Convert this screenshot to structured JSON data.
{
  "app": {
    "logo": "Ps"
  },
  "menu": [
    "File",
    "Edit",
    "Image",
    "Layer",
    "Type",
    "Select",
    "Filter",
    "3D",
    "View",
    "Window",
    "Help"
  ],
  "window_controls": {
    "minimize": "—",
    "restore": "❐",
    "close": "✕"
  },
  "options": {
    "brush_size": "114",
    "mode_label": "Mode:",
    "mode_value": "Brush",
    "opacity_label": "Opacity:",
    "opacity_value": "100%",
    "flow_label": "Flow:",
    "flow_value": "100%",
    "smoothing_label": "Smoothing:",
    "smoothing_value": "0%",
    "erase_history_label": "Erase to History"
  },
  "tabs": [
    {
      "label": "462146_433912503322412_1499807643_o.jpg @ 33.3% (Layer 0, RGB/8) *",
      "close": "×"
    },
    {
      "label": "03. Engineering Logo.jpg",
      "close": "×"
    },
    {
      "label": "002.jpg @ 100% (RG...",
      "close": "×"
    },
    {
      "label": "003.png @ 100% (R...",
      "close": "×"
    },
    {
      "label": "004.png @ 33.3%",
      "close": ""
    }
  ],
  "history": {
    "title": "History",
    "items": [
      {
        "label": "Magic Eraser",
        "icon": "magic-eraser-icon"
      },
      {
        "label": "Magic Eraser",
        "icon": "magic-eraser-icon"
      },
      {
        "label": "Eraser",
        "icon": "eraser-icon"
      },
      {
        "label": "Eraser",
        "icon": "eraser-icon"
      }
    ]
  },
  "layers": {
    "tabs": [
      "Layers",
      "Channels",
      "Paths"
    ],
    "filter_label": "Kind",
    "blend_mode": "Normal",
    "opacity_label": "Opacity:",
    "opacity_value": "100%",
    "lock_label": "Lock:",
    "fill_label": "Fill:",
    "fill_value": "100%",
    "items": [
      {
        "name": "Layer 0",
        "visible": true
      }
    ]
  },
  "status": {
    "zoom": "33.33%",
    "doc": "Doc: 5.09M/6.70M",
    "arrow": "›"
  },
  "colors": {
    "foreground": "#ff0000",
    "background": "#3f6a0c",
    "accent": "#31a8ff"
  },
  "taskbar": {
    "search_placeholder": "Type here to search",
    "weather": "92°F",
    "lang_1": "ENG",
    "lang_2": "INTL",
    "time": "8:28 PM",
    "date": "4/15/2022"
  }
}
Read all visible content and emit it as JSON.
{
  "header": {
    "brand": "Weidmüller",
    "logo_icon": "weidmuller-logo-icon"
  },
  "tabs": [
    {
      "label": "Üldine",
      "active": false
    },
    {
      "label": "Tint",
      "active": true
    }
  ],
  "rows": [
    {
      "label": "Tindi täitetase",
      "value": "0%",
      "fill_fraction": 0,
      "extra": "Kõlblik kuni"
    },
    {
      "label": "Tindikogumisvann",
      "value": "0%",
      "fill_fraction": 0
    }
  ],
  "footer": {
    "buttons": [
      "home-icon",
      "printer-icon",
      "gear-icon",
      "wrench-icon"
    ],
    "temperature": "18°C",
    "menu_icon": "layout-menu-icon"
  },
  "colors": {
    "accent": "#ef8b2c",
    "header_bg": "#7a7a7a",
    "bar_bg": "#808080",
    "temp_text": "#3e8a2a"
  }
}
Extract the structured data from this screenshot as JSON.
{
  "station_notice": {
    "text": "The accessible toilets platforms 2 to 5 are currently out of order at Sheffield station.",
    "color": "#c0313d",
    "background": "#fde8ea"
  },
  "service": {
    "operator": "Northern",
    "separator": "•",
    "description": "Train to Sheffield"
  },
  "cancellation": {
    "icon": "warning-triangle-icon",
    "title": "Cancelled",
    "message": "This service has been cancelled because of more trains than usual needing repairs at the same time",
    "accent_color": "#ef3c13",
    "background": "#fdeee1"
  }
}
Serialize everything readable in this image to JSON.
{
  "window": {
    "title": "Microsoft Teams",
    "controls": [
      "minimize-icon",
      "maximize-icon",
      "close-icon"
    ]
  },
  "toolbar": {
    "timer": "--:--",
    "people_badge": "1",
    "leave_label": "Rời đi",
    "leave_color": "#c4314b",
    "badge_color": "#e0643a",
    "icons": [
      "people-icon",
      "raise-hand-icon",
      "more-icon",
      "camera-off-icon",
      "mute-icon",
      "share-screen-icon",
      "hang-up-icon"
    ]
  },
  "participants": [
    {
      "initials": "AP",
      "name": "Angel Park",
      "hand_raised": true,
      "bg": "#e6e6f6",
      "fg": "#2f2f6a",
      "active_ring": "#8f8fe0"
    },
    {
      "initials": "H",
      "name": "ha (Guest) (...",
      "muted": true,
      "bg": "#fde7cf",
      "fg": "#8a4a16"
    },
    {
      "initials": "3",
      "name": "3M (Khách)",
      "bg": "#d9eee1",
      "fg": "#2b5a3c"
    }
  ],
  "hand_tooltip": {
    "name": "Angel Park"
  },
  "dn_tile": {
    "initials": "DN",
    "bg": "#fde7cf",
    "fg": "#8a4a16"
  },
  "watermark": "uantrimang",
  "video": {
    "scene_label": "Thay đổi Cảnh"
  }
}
────────
From the preceding material, extract every line exactly.

Convert this screenshot to structured JSON data.
{
  "app": {
    "logo": "Ps"
  },
  "menu": [
    "File",
    "Edit",
    "Image",
    "Layer",
    "Type",
    "Select",
    "Filter",
    "3D",
    "View",
    "Window",
    "Help"
  ],
  "window_controls": {
    "minimize": "—",
    "restore": "❐",
    "close": "✕"
  },
  "options": {
    "brush_size": "114",
    "mode_label": "Mode:",
    "mode_value": "Brush",
    "opacity_label": "Opacity:",
    "opacity_value": "100%",
    "flow_label": "Flow:",
    "flow_value": "100%",
    "smoothing_label": "Smoothing:",
    "smoothing_value": "0%",
    "erase_history_label": "Erase to History"
  },
  "tabs": [
    {
      "label": "462146_433912503322412_1499807643_o.jpg @ 33.3% (Layer 0, RGB/8) *",
      "close": "×"
    },
    {
      "label": "03. Engineering Logo.jpg",
      "close": "×"
    },
    {
      "label": "002.jpg @ 100% (RG...",
      "close": "×"
    },
    {
      "label": "003.png @ 100% (R...",
      "close": "×"
    },
    {
      "label": "004.png @ 33.3%",
      "close": ""
    }
  ],
  "history": {
    "title": "History",
    "items": [
      {
        "label": "Magic Eraser",
        "icon": "magic-eraser-icon"
      },
      {
        "label": "Magic Eraser",
        "icon": "magic-eraser-icon"
      },
      {
        "label": "Eraser",
        "icon": "eraser-icon"
      },
      {
        "label": "Eraser",
        "icon": "eraser-icon"
      }
    ]
  },
  "layers": {
    "tabs": [
      "Layers",
      "Channels",
      "Paths"
    ],
    "filter_label": "Kind",
    "blend_mode": "Normal",
    "opacity_label": "Opacity:",
    "opacity_value": "100%",
    "lock_label": "Lock:",
    "fill_label": "Fill:",
    "fill_value": "100%",
    "items": [
      {
        "name": "Layer 0",
        "visible": true
      }
    ]
  },
  "status": {
    "zoom": "33.33%",
    "doc": "Doc: 5.09M/6.70M",
    "arrow": "›"
  },
  "colors": {
    "foreground": "#ff0000",
    "background": "#3f6a0c",
    "accent": "#31a8ff"
  },
  "taskbar": {
    "search_placeholder": "Type here to search",
    "weather": "92°F",
    "lang_1": "ENG",
    "lang_2": "INTL",
    "time": "8:28 PM",
    "date": "4/15/2022"
  }
}
Read all visible content and emit it as JSON.
{
  "header": {
    "brand": "Weidmüller",
    "logo_icon": "weidmuller-logo-icon"
  },
  "tabs": [
    {
      "label": "Üldine",
      "active": false
    },
    {
      "label": "Tint",
      "active": true
    }
  ],
  "rows": [
    {
      "label": "Tindi täitetase",
      "value": "0%",
      "fill_fraction": 0,
      "extra": "Kõlblik kuni"
    },
    {
      "label": "Tindikogumisvann",
      "value": "0%",
      "fill_fraction": 0
    }
  ],
  "footer": {
    "buttons": [
      "home-icon",
      "printer-icon",
      "gear-icon",
      "wrench-icon"
    ],
    "temperature": "18°C",
    "menu_icon": "layout-menu-icon"
  },
  "colors": {
    "accent": "#ef8b2c",
    "header_bg": "#7a7a7a",
    "bar_bg": "#808080",
    "temp_text": "#3e8a2a"
  }
}
Extract the structured data from this screenshot as JSON.
{
  "station_notice": {
    "text": "The accessible toilets platforms 2 to 5 are currently out of order at Sheffield station.",
    "color": "#c0313d",
    "background": "#fde8ea"
  },
  "service": {
    "operator": "Northern",
    "separator": "•",
    "description": "Train to Sheffield"
  },
  "cancellation": {
    "icon": "warning-triangle-icon",
    "title": "Cancelled",
    "message": "This service has been cancelled because of more trains than usual needing repairs at the same time",
    "accent_color": "#ef3c13",
    "background": "#fdeee1"
  }
}
Serialize everything readable in this image to JSON.
{
  "window": {
    "title": "Microsoft Teams",
    "controls": [
      "minimize-icon",
      "maximize-icon",
      "close-icon"
    ]
  },
  "toolbar": {
    "timer": "--:--",
    "people_badge": "1",
    "leave_label": "Rời đi",
    "leave_color": "#c4314b",
    "badge_color": "#e0643a",
    "icons": [
      "people-icon",
      "raise-hand-icon",
      "more-icon",
      "camera-off-icon",
      "mute-icon",
      "share-screen-icon",
      "hang-up-icon"
    ]
  },
  "participants": [
    {
      "initials": "AP",
      "name": "Angel Park",
      "hand_raised": true,
      "bg": "#e6e6f6",
      "fg": "#2f2f6a",
      "active_ring": "#8f8fe0"
    },
    {
      "initials": "H",
      "name": "ha (Guest) (...",
      "muted": true,
      "bg": "#fde7cf",
      "fg": "#8a4a16"
    },
    {
      "initials": "3",
      "name": "3M (Khách)",
      "bg": "#d9eee1",
      "fg": "#2b5a3c"
    }
  ],
  "hand_tooltip": {
    "name": "Angel Park"
  },
  "dn_tile": {
    "initials": "DN",
    "bg": "#fde7cf",
    "fg": "#8a4a16"
  },
  "watermark": "uantrimang",
  "video": {
    "scene_label": "Thay đổi Cảnh"
  }
}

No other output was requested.